▸ **What is expected**:
Do not copy the pictures; transcribe all other material exactly.

▸ **Data to use**:
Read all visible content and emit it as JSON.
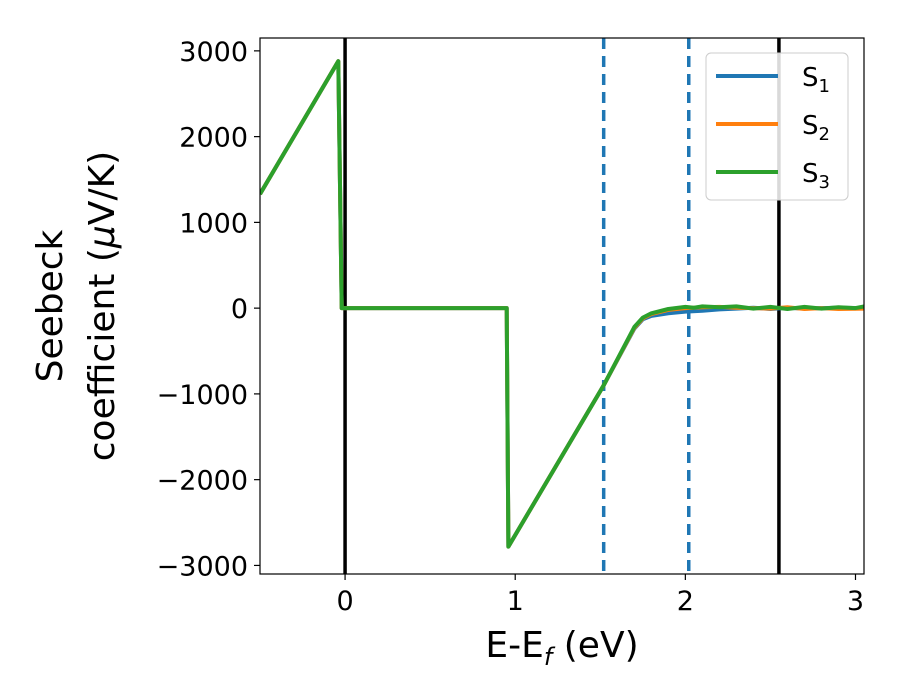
{
  "chart_data": {
    "type": "line",
    "xlabel": {
      "main": "E-E",
      "sub": "f",
      "rest": " (eV)"
    },
    "ylabel": {
      "line1": "Seebeck",
      "line2_text": "coefficient  (",
      "line2_mu": "μ",
      "line2_end": "V/K)"
    },
    "xlim": [
      -0.5,
      3.05
    ],
    "ylim": [
      -3100,
      3150
    ],
    "xticks": [
      0,
      1,
      2,
      3
    ],
    "xtick_labels": [
      "0",
      "1",
      "2",
      "3"
    ],
    "yticks": [
      3000,
      2000,
      1000,
      0,
      -1000,
      -2000,
      -3000
    ],
    "ytick_labels": [
      "3000",
      "2000",
      "1000",
      "0",
      "−1000",
      "−2000",
      "−3000"
    ],
    "grid": false,
    "legend_position": "top-right",
    "vlines": [
      {
        "x": 0.0,
        "style": "solid",
        "color": "#000000"
      },
      {
        "x": 2.55,
        "style": "solid",
        "color": "#000000"
      },
      {
        "x": 1.52,
        "style": "dashed",
        "color": "#1f77b4"
      },
      {
        "x": 2.02,
        "style": "dashed",
        "color": "#1f77b4"
      }
    ],
    "series": [
      {
        "name": "S",
        "sub": "1",
        "color": "#1f77b4",
        "x": [
          -0.5,
          -0.04,
          -0.02,
          0.95,
          0.96,
          1.52,
          1.7,
          1.75,
          1.8,
          1.9,
          2.0,
          2.1,
          2.2,
          2.3,
          2.4,
          2.5,
          2.6,
          2.7,
          2.8,
          2.9,
          3.05
        ],
        "y": [
          1330,
          2880,
          0,
          0,
          -2780,
          -900,
          -240,
          -130,
          -90,
          -60,
          -40,
          -30,
          -15,
          -5,
          5,
          -10,
          5,
          -5,
          0,
          5,
          0
        ]
      },
      {
        "name": "S",
        "sub": "2",
        "color": "#ff7f0e",
        "x": [
          -0.5,
          -0.04,
          -0.02,
          0.95,
          0.96,
          1.52,
          1.7,
          1.75,
          1.8,
          1.9,
          2.0,
          2.1,
          2.2,
          2.3,
          2.4,
          2.5,
          2.6,
          2.7,
          2.8,
          2.9,
          3.05
        ],
        "y": [
          1330,
          2880,
          0,
          0,
          -2780,
          -900,
          -230,
          -120,
          -70,
          -20,
          0,
          10,
          15,
          5,
          0,
          -5,
          10,
          -10,
          0,
          -10,
          -5
        ]
      },
      {
        "name": "S",
        "sub": "3",
        "color": "#2ca02c",
        "x": [
          -0.5,
          -0.04,
          -0.02,
          0.95,
          0.96,
          1.52,
          1.7,
          1.75,
          1.8,
          1.9,
          2.0,
          2.05,
          2.1,
          2.2,
          2.3,
          2.4,
          2.5,
          2.6,
          2.7,
          2.8,
          2.9,
          3.0,
          3.05
        ],
        "y": [
          1330,
          2880,
          0,
          0,
          -2780,
          -900,
          -220,
          -110,
          -60,
          -10,
          15,
          5,
          20,
          10,
          20,
          -5,
          15,
          -10,
          15,
          -5,
          10,
          0,
          20
        ]
      }
    ]
  }
}
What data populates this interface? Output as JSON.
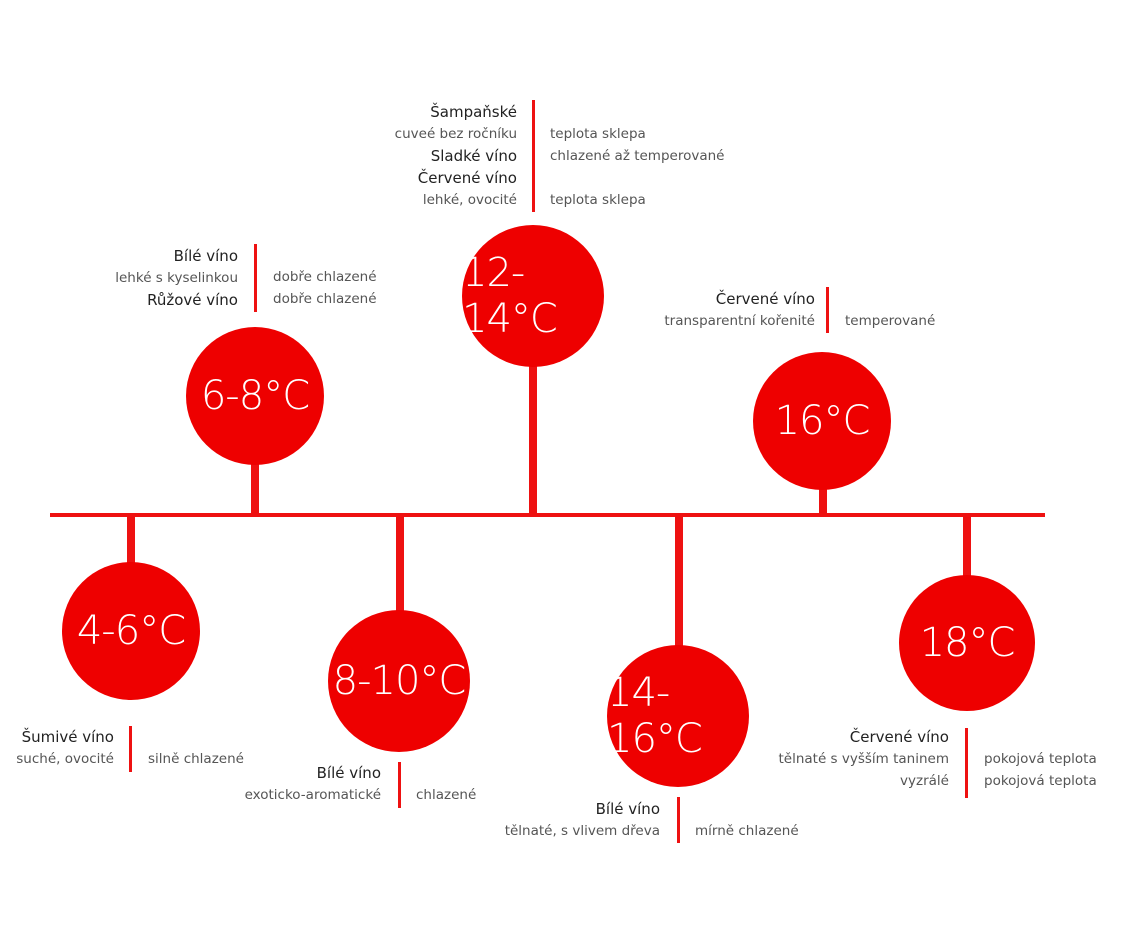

▸ **Response below**:
Read all visible content and emit it as JSON.
{
  "chart_data": {
    "type": "line",
    "xlabel": {
      "main": "E-E",
      "sub": "f",
      "rest": " (eV)"
    },
    "ylabel": {
      "line1": "Seebeck",
      "line2_text": "coefficient  (",
      "line2_mu": "μ",
      "line2_end": "V/K)"
    },
    "xlim": [
      -0.5,
      3.05
    ],
    "ylim": [
      -3100,
      3150
    ],
    "xticks": [
      0,
      1,
      2,
      3
    ],
    "xtick_labels": [
      "0",
      "1",
      "2",
      "3"
    ],
    "yticks": [
      3000,
      2000,
      1000,
      0,
      -1000,
      -2000,
      -3000
    ],
    "ytick_labels": [
      "3000",
      "2000",
      "1000",
      "0",
      "−1000",
      "−2000",
      "−3000"
    ],
    "grid": false,
    "legend_position": "top-right",
    "vlines": [
      {
        "x": 0.0,
        "style": "solid",
        "color": "#000000"
      },
      {
        "x": 2.55,
        "style": "solid",
        "color": "#000000"
      },
      {
        "x": 1.52,
        "style": "dashed",
        "color": "#1f77b4"
      },
      {
        "x": 2.02,
        "style": "dashed",
        "color": "#1f77b4"
      }
    ],
    "series": [
      {
        "name": "S",
        "sub": "1",
        "color": "#1f77b4",
        "x": [
          -0.5,
          -0.04,
          -0.02,
          0.95,
          0.96,
          1.52,
          1.7,
          1.75,
          1.8,
          1.9,
          2.0,
          2.1,
          2.2,
          2.3,
          2.4,
          2.5,
          2.6,
          2.7,
          2.8,
          2.9,
          3.05
        ],
        "y": [
          1330,
          2880,
          0,
          0,
          -2780,
          -900,
          -240,
          -130,
          -90,
          -60,
          -40,
          -30,
          -15,
          -5,
          5,
          -10,
          5,
          -5,
          0,
          5,
          0
        ]
      },
      {
        "name": "S",
        "sub": "2",
        "color": "#ff7f0e",
        "x": [
          -0.5,
          -0.04,
          -0.02,
          0.95,
          0.96,
          1.52,
          1.7,
          1.75,
          1.8,
          1.9,
          2.0,
          2.1,
          2.2,
          2.3,
          2.4,
          2.5,
          2.6,
          2.7,
          2.8,
          2.9,
          3.05
        ],
        "y": [
          1330,
          2880,
          0,
          0,
          -2780,
          -900,
          -230,
          -120,
          -70,
          -20,
          0,
          10,
          15,
          5,
          0,
          -5,
          10,
          -10,
          0,
          -10,
          -5
        ]
      },
      {
        "name": "S",
        "sub": "3",
        "color": "#2ca02c",
        "x": [
          -0.5,
          -0.04,
          -0.02,
          0.95,
          0.96,
          1.52,
          1.7,
          1.75,
          1.8,
          1.9,
          2.0,
          2.05,
          2.1,
          2.2,
          2.3,
          2.4,
          2.5,
          2.6,
          2.7,
          2.8,
          2.9,
          3.0,
          3.05
        ],
        "y": [
          1330,
          2880,
          0,
          0,
          -2780,
          -900,
          -220,
          -110,
          -60,
          -10,
          15,
          5,
          20,
          10,
          20,
          -5,
          15,
          -10,
          15,
          -5,
          10,
          0,
          20
        ]
      }
    ]
  }
}
What data populates this interface? Output as JSON.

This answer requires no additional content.